(Set problem)
Pull every line of the entries that has the word "Housing".

···

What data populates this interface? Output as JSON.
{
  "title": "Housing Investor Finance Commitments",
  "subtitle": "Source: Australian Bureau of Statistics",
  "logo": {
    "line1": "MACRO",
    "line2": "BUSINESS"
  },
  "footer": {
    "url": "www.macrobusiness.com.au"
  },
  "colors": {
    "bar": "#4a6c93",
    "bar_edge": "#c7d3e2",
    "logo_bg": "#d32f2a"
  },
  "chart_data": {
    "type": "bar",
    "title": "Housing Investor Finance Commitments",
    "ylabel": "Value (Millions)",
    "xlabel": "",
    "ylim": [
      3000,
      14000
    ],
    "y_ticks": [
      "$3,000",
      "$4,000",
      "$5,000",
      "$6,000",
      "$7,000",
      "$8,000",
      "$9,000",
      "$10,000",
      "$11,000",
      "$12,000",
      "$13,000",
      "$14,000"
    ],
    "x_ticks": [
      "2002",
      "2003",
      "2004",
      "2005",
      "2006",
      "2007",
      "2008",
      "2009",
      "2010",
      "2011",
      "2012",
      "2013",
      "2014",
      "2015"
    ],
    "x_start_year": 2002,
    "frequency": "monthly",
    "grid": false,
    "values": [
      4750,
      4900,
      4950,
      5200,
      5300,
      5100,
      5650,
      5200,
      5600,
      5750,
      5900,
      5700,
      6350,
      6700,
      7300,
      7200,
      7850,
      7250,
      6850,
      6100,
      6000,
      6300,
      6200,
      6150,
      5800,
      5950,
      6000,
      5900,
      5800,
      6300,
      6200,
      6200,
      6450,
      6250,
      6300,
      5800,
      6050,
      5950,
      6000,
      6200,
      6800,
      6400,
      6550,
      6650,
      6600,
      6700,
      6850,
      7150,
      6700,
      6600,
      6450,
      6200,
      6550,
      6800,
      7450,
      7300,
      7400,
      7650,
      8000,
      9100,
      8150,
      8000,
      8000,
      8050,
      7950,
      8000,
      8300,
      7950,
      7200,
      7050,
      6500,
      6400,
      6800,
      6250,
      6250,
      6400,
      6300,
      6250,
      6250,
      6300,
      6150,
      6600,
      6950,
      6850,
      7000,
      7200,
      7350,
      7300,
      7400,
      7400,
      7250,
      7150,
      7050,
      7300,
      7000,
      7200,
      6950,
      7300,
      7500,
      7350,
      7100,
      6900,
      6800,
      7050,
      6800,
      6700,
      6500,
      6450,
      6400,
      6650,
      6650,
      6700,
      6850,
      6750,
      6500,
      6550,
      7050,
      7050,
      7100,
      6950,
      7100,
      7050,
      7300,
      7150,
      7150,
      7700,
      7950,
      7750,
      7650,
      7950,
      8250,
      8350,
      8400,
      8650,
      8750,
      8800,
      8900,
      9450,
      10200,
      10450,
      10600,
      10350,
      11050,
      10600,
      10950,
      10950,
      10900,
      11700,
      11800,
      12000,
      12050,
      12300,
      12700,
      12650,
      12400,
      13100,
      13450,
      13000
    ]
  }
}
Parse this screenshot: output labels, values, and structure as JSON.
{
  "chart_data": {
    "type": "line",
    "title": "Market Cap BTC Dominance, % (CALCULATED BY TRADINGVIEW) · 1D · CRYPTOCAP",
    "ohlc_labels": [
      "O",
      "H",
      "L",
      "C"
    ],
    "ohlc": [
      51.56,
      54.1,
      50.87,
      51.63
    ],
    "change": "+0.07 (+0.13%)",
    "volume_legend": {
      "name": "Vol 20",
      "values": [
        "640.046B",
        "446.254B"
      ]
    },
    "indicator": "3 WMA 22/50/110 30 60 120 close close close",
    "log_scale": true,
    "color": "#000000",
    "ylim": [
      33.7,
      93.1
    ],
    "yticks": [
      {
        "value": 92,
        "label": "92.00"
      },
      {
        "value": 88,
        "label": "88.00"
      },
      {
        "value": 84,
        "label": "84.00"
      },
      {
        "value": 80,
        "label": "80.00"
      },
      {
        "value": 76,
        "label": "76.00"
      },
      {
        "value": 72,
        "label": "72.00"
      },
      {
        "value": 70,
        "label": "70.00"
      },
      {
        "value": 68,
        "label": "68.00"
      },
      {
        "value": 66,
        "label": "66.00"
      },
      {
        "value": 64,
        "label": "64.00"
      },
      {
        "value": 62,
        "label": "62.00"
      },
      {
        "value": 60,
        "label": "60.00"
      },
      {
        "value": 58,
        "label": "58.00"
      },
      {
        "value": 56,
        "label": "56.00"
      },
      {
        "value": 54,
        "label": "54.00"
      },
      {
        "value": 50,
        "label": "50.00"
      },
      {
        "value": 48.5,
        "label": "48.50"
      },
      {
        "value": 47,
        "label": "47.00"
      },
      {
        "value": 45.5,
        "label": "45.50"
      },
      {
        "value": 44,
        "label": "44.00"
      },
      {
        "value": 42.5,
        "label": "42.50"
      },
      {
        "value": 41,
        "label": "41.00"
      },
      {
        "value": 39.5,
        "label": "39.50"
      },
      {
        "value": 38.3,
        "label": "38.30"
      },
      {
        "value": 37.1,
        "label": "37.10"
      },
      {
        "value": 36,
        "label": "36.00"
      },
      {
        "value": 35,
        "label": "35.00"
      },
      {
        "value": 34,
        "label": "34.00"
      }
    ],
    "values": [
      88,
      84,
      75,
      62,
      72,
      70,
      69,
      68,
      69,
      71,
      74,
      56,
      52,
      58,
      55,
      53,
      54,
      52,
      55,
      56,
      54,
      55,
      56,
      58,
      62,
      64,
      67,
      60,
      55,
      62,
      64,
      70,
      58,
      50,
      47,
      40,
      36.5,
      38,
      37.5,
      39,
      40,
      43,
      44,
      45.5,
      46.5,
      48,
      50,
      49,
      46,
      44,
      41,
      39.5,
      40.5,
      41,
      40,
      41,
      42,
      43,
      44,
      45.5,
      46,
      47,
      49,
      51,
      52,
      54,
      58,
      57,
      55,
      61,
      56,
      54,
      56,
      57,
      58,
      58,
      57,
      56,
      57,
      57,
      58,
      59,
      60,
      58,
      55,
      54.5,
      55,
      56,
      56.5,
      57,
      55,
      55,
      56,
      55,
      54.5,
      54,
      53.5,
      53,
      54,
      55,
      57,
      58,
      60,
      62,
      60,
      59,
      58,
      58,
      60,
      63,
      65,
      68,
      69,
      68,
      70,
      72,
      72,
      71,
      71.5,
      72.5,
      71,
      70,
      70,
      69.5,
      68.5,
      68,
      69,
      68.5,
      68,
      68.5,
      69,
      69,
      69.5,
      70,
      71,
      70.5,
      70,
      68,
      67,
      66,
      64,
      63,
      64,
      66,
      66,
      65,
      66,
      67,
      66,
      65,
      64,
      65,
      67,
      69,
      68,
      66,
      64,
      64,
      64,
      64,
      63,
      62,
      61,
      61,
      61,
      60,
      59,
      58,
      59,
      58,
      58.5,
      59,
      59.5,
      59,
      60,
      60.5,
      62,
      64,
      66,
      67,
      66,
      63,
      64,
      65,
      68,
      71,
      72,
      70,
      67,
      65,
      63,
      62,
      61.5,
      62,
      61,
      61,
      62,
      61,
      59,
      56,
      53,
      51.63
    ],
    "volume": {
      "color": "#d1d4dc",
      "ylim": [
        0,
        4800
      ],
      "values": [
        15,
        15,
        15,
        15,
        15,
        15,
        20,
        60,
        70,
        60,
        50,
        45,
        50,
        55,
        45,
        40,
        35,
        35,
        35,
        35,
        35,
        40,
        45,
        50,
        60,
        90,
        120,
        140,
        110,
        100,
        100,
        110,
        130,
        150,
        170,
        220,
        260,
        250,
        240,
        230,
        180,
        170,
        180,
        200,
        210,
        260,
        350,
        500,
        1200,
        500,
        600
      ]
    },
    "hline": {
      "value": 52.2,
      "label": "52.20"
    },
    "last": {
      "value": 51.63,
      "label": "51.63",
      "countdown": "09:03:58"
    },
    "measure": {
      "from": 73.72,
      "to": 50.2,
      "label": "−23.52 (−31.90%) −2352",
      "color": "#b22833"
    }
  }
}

···

(The result)
  "title": "Housing Investor Finance Commitments",
    "title": "Housing Investor Finance Commitments",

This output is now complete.